• _Problem_
From the first line to the last, reproduce the records exactly.

• _Entries taken from a collection_

▬▬▬▬▬▬

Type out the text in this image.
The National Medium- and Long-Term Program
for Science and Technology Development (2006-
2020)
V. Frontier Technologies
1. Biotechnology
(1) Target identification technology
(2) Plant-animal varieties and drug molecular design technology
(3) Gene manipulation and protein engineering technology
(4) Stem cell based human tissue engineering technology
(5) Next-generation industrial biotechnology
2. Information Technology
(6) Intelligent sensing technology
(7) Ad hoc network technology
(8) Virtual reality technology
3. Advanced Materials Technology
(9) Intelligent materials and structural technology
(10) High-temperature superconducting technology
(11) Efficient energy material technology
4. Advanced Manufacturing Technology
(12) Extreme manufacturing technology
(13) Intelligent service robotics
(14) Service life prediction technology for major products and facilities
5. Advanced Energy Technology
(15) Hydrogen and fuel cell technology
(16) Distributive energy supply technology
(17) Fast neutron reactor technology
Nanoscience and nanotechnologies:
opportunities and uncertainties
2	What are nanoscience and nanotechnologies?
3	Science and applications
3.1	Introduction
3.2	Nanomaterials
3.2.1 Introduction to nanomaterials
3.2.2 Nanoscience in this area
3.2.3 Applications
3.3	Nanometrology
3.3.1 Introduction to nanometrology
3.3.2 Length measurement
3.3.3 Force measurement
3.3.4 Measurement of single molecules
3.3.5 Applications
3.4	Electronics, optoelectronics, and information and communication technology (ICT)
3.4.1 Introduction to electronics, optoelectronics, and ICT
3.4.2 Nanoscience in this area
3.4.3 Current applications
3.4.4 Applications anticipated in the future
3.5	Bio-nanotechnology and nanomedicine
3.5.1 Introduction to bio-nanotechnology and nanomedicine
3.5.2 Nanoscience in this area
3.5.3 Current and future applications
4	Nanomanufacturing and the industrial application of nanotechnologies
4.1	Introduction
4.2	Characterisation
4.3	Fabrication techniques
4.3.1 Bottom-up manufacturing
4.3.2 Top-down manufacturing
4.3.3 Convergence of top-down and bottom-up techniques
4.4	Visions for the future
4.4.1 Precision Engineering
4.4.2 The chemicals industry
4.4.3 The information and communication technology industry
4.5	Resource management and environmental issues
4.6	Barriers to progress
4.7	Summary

▬▬▬▬▬▬

• _Your response_
Type out the text in this image.
The National Medium- and Long-Term Program
for Science and Technology Development (2006-
2020)
V. Frontier Technologies
1. Biotechnology
(1) Target identification technology
(2) Plant-animal varieties and drug molecular design technology
(3) Gene manipulation and protein engineering technology
(4) Stem cell based human tissue engineering technology
(5) Next-generation industrial biotechnology
2. Information Technology
(6) Intelligent sensing technology
(7) Ad hoc network technology
(8) Virtual reality technology
3. Advanced Materials Technology
(9) Intelligent materials and structural technology
(10) High-temperature superconducting technology
(11) Efficient energy material technology
4. Advanced Manufacturing Technology
(12) Extreme manufacturing technology
(13) Intelligent service robotics
(14) Service life prediction technology for major products and facilities
5. Advanced Energy Technology
(15) Hydrogen and fuel cell technology
(16) Distributive energy supply technology
(17) Fast neutron reactor technology
Nanoscience and nanotechnologies:
opportunities and uncertainties
2	What are nanoscience and nanotechnologies?
3	Science and applications
3.1	Introduction
3.2	Nanomaterials
3.2.1 Introduction to nanomaterials
3.2.2 Nanoscience in this area
3.2.3 Applications
3.3	Nanometrology
3.3.1 Introduction to nanometrology
3.3.2 Length measurement
3.3.3 Force measurement
3.3.4 Measurement of single molecules
3.3.5 Applications
3.4	Electronics, optoelectronics, and information and communication technology (ICT)
3.4.1 Introduction to electronics, optoelectronics, and ICT
3.4.2 Nanoscience in this area
3.4.3 Current applications
3.4.4 Applications anticipated in the future
3.5	Bio-nanotechnology and nanomedicine
3.5.1 Introduction to bio-nanotechnology and nanomedicine
3.5.2 Nanoscience in this area
3.5.3 Current and future applications
4	Nanomanufacturing and the industrial application of nanotechnologies
4.1	Introduction
4.2	Characterisation
4.3	Fabrication techniques
4.3.1 Bottom-up manufacturing
4.3.2 Top-down manufacturing
4.3.3 Convergence of top-down and bottom-up techniques
4.4	Visions for the future
4.4.1 Precision Engineering
4.4.2 The chemicals industry
4.4.3 The information and communication technology industry
4.5	Resource management and environmental issues
4.6	Barriers to progress
4.7	Summary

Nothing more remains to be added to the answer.